PM encourages students to seize overseas opportunities
WASHINGTON, May 20 — Malaysian students should look at the world as a stage and take advantage of the enormous opportunities abroad, Prime Minister Datuk Seri Najib Razak said here following a luncheon and a Friday prayer session with students and embassy staff.
“You can maintain your roots but also have a global perspective by acquiring job experience and proficiency in several languages,” Najib, who is on a private visit here, said.
He said students should take advantage of internship programmes such as the one initiated by the Malaysia-US Chamber of Commerce based here, in collaboration with Education Malaysia in Washington DC, which opens the door for Malaysian students in the US to intern with Malaysian or American-owned companies in either Malaysia or in the United States over the summer to enhance their learning experience.
“Even if you work in the US, we won’t lose you forever,” he said Friday at the luncheon hosted by Ambassador Datuk Othman Hashim. Najib was accompanied by the Malaysian Special Envoy to the US, Datuk Seri Dr Jamaludin Jarjis.
“My job is to create as many opportunities — beyond that, it is up to you,” the prime minister told about 30 Malaysian undergraduate and graduate students currently pursuing engineering, biotech and actuarial science at Stevens Institute of Technology, New Jersey; Rutgers University, New Jersey; Temple University, Pennsylvania; and Purdue University, Indiana.
Najib (picture) and his Datin Seri Rosmah Mansor are on a private visit to attend the graduation of their son Nor Ashman yesterday.
The proud dad, in a lighter moment, recalled his rare visit to his son’s dorm room in Washington DC, where he was “horrified” when he did not see any books. Noting his father’s concern, Nor Ashman calmed him by reminding him that he did not need many books because he can read them digitally, and that the proof would be in the results.
As many proud parents would do, Najib happily reported that his 21-year-old son surpassed his expectations by completing his Bachelor’s degree in International Affairs with Magna cum Laude honours and an above average CGPA of 3.71 from Georgetown University.

■ Given data:
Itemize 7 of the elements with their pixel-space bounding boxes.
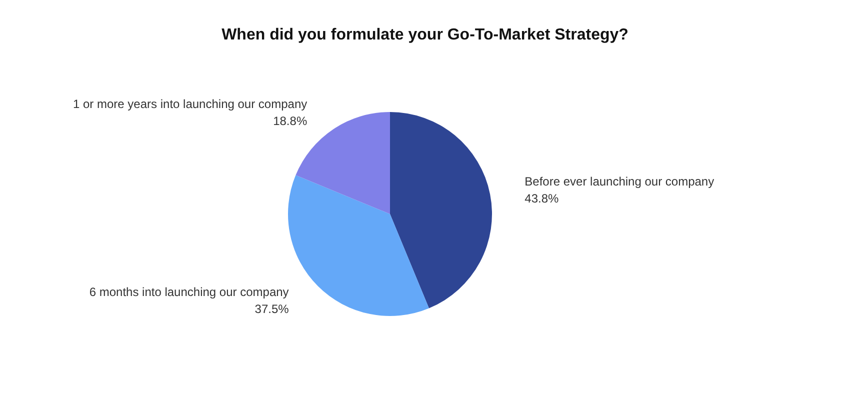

■ What is asked:
**A.** In the article about Najib's meeting with Malaysian students in Washington, what degree did his son Nor Ashman complete?
**B.** Carry on the article about Najib's meeting with Malaysian students in Washington, beginning right after its final sentence.

■ Answers to the tasks:
**A.** A Bachelor's degree in International Affairs from Georgetown University.

**B.**
The prime minister also touched on the 1 Malaysia concept, and emphasised that it was not merely a slogan but an initiative to make Malaysia inclusive — that Malaysia was not only for a particular ethnic group or religion, but for all Malaysians.
He updated Malaysian students on several development projects in Malaysia, including the Refinery & Petrochemical Integrated Development (RAPID) complex launched by Petronas in Pengerang, Johor, in addition to a petrochemical complex undertaken by a Taiwanese company, which is expected to create some 5,000 jobs on a permanent basis and an additional 5,000 jobs on a contractual basis.
Najib also spoke of the River of Life (RoL) beautification project aimed at transforming the Klang and Gombak rivers into vibrant and liveable waterfronts and to increase the economic viability of the area.
“We have to make the cake bigger and redistribute it to all Malaysians,” he pointed out, adding that the Malaysian economy was improving and the government last year collected RM26 billion in tax revenue following assertive measures to collect taxes.
The improving economy has permitted the government to provide financial assistance of RM500 to some four million households earning less than RM3,000 per month.
On politics, Najib expressed his disappointment over the Bersih 3.0 rally, describing it as “not so bersih” (peaceful) after having been hijacked by parties with their own agenda to create the perception of instability in the country.
He said the unruly protesters had refused the government’s offer of a suitable venue and then broke the law, which resulted in the situation escalating into violence and chaos where even police officers were assaulted.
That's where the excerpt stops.